EXERCISE DESCRIPTION - Every line of the data must be copied exactly.

DATASET ROWS -
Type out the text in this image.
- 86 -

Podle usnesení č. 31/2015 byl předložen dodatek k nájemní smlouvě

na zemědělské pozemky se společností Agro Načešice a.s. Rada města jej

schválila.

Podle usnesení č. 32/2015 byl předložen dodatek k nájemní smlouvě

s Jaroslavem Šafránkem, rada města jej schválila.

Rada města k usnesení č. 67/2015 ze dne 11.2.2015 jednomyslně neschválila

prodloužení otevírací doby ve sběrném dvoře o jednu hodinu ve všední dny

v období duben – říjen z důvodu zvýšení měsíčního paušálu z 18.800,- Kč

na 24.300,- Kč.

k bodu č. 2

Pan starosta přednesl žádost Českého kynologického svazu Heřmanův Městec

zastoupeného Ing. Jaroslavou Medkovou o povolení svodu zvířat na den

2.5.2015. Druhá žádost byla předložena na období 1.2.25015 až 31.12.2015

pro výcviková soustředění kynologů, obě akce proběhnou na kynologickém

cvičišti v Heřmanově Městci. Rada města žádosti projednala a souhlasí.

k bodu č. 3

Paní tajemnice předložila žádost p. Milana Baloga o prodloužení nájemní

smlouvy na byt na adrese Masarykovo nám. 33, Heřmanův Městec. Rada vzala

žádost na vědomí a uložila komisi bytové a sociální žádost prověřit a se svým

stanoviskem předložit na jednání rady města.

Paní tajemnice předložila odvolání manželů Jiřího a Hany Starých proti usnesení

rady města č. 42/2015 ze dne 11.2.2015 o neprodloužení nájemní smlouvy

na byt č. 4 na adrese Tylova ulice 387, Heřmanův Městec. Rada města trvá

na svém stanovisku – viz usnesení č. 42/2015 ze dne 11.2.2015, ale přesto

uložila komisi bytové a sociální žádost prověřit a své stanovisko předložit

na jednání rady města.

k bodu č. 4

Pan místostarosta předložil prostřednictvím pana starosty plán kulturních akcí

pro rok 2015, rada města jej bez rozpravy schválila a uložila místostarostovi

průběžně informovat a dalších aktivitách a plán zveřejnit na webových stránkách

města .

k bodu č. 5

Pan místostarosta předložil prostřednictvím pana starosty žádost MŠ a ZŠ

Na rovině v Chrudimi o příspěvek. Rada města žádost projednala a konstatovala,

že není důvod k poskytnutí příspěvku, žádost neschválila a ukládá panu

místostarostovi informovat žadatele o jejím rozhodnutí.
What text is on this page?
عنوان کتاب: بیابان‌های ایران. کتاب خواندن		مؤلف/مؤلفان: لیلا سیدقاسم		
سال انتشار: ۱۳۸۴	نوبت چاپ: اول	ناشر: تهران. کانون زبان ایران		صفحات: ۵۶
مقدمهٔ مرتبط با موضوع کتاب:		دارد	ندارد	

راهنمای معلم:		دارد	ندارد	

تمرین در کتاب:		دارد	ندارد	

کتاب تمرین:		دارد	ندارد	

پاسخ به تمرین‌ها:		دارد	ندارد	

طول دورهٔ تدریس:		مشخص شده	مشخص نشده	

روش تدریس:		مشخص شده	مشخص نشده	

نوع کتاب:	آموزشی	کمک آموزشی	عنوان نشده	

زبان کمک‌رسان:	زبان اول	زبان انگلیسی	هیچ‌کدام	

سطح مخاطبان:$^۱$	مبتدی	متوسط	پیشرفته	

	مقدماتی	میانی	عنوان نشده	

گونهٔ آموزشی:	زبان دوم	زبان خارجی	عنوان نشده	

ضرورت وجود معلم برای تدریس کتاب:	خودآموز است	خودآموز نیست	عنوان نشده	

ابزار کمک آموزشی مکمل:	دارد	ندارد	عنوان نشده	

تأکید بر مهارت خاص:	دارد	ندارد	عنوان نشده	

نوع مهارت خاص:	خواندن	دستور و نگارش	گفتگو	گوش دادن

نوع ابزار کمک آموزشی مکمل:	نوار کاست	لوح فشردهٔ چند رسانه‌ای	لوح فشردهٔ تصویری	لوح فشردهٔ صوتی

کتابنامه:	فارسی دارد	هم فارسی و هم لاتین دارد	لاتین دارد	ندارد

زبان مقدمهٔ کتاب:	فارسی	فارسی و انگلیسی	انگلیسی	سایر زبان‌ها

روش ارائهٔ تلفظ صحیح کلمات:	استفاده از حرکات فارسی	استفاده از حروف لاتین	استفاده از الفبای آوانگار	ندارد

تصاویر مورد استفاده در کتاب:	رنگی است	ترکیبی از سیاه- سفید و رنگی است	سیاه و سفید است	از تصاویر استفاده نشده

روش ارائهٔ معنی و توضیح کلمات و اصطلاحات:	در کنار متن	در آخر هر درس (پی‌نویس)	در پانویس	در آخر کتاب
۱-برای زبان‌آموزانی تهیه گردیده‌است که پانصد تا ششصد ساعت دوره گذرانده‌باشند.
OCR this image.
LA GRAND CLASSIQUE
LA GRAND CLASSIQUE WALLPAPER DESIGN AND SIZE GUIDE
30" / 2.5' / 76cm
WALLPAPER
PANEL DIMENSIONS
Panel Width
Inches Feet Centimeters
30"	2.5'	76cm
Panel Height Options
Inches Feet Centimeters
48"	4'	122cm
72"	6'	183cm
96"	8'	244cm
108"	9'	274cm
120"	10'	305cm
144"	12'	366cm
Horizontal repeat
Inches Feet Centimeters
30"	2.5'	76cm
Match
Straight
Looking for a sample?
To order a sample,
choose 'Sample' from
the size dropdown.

ANSWER TO THIS PROBLEM -
Type out the text in this image.
- 86 -

Podle usnesení č. 31/2015 byl předložen dodatek k nájemní smlouvě

na zemědělské pozemky se společností Agro Načešice a.s. Rada města jej

schválila.

Podle usnesení č. 32/2015 byl předložen dodatek k nájemní smlouvě

s Jaroslavem Šafránkem, rada města jej schválila.

Rada města k usnesení č. 67/2015 ze dne 11.2.2015 jednomyslně neschválila

prodloužení otevírací doby ve sběrném dvoře o jednu hodinu ve všední dny

v období duben – říjen z důvodu zvýšení měsíčního paušálu z 18.800,- Kč

na 24.300,- Kč.

k bodu č. 2

Pan starosta přednesl žádost Českého kynologického svazu Heřmanův Městec

zastoupeného Ing. Jaroslavou Medkovou o povolení svodu zvířat na den

2.5.2015. Druhá žádost byla předložena na období 1.2.25015 až 31.12.2015

pro výcviková soustředění kynologů, obě akce proběhnou na kynologickém

cvičišti v Heřmanově Městci. Rada města žádosti projednala a souhlasí.

k bodu č. 3

Paní tajemnice předložila žádost p. Milana Baloga o prodloužení nájemní

smlouvy na byt na adrese Masarykovo nám. 33, Heřmanův Městec. Rada vzala

žádost na vědomí a uložila komisi bytové a sociální žádost prověřit a se svým

stanoviskem předložit na jednání rady města.

Paní tajemnice předložila odvolání manželů Jiřího a Hany Starých proti usnesení

rady města č. 42/2015 ze dne 11.2.2015 o neprodloužení nájemní smlouvy

na byt č. 4 na adrese Tylova ulice 387, Heřmanův Městec. Rada města trvá

na svém stanovisku – viz usnesení č. 42/2015 ze dne 11.2.2015, ale přesto

uložila komisi bytové a sociální žádost prověřit a své stanovisko předložit

na jednání rady města.

k bodu č. 4

Pan místostarosta předložil prostřednictvím pana starosty plán kulturních akcí

pro rok 2015, rada města jej bez rozpravy schválila a uložila místostarostovi

průběžně informovat a dalších aktivitách a plán zveřejnit na webových stránkách

města .

k bodu č. 5

Pan místostarosta předložil prostřednictvím pana starosty žádost MŠ a ZŠ

Na rovině v Chrudimi o příspěvek. Rada města žádost projednala a konstatovala,

že není důvod k poskytnutí příspěvku, žádost neschválila a ukládá panu

místostarostovi informovat žadatele o jejím rozhodnutí.
What text is on this page?
عنوان کتاب: بیابان‌های ایران. کتاب خواندن		مؤلف/مؤلفان: لیلا سیدقاسم		
سال انتشار: ۱۳۸۴	نوبت چاپ: اول	ناشر: تهران. کانون زبان ایران		صفحات: ۵۶
مقدمهٔ مرتبط با موضوع کتاب:		دارد	ندارد	

راهنمای معلم:		دارد	ندارد	

تمرین در کتاب:		دارد	ندارد	

کتاب تمرین:		دارد	ندارد	

پاسخ به تمرین‌ها:		دارد	ندارد	

طول دورهٔ تدریس:		مشخص شده	مشخص نشده	

روش تدریس:		مشخص شده	مشخص نشده	

نوع کتاب:	آموزشی	کمک آموزشی	عنوان نشده	

زبان کمک‌رسان:	زبان اول	زبان انگلیسی	هیچ‌کدام	

سطح مخاطبان:$^۱$	مبتدی	متوسط	پیشرفته	

	مقدماتی	میانی	عنوان نشده	

گونهٔ آموزشی:	زبان دوم	زبان خارجی	عنوان نشده	

ضرورت وجود معلم برای تدریس کتاب:	خودآموز است	خودآموز نیست	عنوان نشده	

ابزار کمک آموزشی مکمل:	دارد	ندارد	عنوان نشده	

تأکید بر مهارت خاص:	دارد	ندارد	عنوان نشده	

نوع مهارت خاص:	خواندن	دستور و نگارش	گفتگو	گوش دادن

نوع ابزار کمک آموزشی مکمل:	نوار کاست	لوح فشردهٔ چند رسانه‌ای	لوح فشردهٔ تصویری	لوح فشردهٔ صوتی

کتابنامه:	فارسی دارد	هم فارسی و هم لاتین دارد	لاتین دارد	ندارد

زبان مقدمهٔ کتاب:	فارسی	فارسی و انگلیسی	انگلیسی	سایر زبان‌ها

روش ارائهٔ تلفظ صحیح کلمات:	استفاده از حرکات فارسی	استفاده از حروف لاتین	استفاده از الفبای آوانگار	ندارد

تصاویر مورد استفاده در کتاب:	رنگی است	ترکیبی از سیاه- سفید و رنگی است	سیاه و سفید است	از تصاویر استفاده نشده

روش ارائهٔ معنی و توضیح کلمات و اصطلاحات:	در کنار متن	در آخر هر درس (پی‌نویس)	در پانویس	در آخر کتاب
۱-برای زبان‌آموزانی تهیه گردیده‌است که پانصد تا ششصد ساعت دوره گذرانده‌باشند.
OCR this image.
LA GRAND CLASSIQUE
LA GRAND CLASSIQUE WALLPAPER DESIGN AND SIZE GUIDE
30" / 2.5' / 76cm
WALLPAPER
PANEL DIMENSIONS
Panel Width
Inches Feet Centimeters
30"	2.5'	76cm
Panel Height Options
Inches Feet Centimeters
48"	4'	122cm
72"	6'	183cm
96"	8'	244cm
108"	9'	274cm
120"	10'	305cm
144"	12'	366cm
Horizontal repeat
Inches Feet Centimeters
30"	2.5'	76cm
Match
Straight
Looking for a sample?
To order a sample,
choose 'Sample' from
the size dropdown.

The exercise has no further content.